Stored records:
--
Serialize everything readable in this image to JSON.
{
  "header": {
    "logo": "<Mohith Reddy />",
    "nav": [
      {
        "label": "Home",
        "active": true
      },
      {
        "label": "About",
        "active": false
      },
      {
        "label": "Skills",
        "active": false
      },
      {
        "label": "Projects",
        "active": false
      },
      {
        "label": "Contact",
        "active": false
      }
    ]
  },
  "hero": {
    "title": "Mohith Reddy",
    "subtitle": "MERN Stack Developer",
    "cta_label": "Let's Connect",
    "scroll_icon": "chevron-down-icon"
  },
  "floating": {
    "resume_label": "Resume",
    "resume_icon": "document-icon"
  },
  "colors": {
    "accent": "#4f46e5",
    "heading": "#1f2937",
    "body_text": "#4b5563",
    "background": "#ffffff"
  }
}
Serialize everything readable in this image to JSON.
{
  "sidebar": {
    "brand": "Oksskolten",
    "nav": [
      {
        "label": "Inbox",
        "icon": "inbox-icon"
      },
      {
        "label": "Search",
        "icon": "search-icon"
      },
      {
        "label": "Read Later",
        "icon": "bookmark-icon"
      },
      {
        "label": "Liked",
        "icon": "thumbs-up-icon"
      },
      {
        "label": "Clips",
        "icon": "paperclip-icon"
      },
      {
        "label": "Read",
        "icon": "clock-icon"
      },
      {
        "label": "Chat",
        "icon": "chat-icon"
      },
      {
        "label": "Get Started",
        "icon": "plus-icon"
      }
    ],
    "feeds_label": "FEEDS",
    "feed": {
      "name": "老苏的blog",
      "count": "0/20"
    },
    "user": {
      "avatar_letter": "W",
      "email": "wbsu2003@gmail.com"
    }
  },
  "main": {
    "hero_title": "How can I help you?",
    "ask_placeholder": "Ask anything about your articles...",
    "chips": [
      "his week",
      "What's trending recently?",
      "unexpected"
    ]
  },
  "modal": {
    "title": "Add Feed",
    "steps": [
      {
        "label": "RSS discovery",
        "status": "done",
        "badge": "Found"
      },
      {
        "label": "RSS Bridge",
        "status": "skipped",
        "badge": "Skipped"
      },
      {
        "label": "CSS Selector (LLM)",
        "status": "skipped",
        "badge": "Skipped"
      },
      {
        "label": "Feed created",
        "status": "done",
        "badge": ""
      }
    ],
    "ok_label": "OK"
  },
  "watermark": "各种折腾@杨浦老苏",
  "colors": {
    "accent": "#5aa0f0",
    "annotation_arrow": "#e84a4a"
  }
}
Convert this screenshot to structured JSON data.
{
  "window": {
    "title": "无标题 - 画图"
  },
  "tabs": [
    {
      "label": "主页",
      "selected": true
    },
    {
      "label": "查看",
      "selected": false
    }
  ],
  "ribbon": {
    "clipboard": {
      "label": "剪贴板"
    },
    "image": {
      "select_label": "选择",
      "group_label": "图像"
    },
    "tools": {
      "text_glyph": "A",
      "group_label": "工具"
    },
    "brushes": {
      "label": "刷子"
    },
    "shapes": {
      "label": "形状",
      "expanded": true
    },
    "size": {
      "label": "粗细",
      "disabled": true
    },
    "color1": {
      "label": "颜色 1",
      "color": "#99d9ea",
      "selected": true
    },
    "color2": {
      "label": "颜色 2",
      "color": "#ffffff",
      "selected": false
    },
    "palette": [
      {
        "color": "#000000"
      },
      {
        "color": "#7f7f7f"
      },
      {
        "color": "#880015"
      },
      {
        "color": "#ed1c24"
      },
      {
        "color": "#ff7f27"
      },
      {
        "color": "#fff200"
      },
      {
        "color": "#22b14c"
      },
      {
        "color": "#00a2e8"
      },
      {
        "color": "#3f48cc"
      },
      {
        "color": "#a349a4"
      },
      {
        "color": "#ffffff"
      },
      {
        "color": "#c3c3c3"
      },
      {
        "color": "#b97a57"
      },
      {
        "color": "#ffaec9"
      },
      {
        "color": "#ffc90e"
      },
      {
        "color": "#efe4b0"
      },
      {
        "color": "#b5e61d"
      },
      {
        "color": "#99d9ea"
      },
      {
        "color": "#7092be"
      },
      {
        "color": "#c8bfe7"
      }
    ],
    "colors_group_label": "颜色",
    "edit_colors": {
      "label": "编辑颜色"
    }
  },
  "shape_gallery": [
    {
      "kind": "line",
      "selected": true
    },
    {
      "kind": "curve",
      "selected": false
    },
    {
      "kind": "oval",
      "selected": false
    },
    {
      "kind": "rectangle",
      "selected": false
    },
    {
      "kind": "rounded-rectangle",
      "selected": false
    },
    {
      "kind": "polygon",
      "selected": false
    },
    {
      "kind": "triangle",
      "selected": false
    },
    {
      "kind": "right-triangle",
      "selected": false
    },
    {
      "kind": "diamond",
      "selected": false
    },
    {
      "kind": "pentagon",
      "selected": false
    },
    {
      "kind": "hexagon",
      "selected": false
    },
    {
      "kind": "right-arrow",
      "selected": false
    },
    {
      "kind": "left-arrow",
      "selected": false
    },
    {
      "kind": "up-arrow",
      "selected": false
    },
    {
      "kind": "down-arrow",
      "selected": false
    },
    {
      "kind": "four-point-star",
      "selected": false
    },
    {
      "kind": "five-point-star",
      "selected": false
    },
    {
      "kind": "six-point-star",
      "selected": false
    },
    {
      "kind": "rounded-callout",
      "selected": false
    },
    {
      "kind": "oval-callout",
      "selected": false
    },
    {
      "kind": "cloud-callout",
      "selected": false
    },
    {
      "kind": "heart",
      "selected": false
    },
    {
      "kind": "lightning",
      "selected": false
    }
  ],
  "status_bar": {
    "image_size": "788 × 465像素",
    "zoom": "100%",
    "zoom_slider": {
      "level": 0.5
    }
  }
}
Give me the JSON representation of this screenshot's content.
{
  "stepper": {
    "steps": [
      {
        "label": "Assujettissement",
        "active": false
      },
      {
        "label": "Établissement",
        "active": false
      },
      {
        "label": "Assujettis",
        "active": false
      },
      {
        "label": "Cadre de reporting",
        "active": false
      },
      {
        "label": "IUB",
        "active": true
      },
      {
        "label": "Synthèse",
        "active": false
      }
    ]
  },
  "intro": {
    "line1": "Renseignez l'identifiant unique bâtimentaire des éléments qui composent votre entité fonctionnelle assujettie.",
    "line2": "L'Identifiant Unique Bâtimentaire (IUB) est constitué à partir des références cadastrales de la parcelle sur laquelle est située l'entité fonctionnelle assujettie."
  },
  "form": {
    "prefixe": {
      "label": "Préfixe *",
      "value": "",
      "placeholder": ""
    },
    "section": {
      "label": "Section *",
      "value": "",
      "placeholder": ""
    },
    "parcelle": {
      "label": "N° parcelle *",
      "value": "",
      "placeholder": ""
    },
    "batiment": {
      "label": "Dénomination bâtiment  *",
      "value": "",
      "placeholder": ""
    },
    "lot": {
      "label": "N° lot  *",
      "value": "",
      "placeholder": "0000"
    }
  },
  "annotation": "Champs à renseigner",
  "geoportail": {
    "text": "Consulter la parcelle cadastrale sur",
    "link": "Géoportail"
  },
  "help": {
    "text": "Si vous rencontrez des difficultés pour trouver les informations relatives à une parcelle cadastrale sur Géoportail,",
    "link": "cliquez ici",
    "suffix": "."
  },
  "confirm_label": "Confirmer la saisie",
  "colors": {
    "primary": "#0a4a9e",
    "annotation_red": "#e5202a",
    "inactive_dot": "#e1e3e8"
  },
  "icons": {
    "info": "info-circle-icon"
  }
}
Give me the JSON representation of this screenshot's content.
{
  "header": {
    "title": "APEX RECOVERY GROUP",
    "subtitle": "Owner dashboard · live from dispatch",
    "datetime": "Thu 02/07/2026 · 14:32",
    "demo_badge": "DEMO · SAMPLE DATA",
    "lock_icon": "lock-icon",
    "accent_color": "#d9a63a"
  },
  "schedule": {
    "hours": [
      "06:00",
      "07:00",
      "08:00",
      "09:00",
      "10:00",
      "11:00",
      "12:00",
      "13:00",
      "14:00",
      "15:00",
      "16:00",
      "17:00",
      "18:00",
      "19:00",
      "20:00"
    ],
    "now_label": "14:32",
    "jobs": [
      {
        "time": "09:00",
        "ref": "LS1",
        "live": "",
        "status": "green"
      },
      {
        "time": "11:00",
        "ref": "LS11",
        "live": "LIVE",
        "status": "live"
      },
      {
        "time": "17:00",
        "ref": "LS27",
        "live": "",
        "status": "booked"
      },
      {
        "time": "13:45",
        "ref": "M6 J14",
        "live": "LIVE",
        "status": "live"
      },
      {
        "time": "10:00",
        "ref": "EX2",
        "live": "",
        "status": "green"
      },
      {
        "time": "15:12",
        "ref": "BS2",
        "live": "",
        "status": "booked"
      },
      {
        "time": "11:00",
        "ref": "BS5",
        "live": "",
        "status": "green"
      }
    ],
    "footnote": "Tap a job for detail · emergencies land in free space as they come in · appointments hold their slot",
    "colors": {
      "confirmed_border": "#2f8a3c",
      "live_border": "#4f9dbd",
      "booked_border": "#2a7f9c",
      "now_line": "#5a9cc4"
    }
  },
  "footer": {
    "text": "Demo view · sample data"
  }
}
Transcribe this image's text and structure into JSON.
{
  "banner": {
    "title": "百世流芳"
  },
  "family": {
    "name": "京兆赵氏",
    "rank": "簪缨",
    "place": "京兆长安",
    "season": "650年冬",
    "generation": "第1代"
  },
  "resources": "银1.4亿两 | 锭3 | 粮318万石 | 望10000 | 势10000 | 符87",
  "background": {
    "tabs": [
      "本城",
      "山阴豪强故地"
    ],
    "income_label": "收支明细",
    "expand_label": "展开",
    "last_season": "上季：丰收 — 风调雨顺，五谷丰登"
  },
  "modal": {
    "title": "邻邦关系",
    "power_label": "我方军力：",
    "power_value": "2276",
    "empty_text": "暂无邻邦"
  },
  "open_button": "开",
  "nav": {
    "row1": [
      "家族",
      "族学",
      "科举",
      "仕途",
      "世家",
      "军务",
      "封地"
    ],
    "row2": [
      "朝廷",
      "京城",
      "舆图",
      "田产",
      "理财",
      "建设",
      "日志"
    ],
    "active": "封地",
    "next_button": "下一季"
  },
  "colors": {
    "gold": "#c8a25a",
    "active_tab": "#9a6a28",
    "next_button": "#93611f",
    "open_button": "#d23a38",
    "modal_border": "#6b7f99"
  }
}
--
Directive: Among the lines of the material, find those that hold the word "rectangle" and copy them.

Response:
      "kind": "rectangle",
      "kind": "rounded-rectangle",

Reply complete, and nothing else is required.